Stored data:

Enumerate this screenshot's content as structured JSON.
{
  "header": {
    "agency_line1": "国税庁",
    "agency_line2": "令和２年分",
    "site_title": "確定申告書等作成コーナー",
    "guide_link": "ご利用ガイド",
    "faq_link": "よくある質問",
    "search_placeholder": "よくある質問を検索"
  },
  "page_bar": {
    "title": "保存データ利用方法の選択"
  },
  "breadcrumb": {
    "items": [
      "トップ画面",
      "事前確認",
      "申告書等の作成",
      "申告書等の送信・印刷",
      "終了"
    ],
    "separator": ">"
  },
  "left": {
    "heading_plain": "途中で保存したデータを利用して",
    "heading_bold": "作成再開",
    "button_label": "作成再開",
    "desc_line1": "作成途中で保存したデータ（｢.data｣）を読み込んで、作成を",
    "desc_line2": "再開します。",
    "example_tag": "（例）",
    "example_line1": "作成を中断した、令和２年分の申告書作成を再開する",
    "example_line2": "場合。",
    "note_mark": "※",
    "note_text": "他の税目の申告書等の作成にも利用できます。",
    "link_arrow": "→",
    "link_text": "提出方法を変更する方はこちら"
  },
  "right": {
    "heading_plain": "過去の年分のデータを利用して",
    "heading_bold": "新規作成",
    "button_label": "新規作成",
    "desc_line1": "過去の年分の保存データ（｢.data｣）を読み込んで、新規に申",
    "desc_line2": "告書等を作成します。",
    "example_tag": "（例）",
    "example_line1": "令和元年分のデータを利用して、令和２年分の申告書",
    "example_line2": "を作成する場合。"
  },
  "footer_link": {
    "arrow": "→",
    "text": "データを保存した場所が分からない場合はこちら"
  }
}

[Aim]:
Search the lines for the string "作成再開" and copy every line that has it.

[Solution for this exercise]:
    "heading_bold": "作成再開",
    "button_label": "作成再開",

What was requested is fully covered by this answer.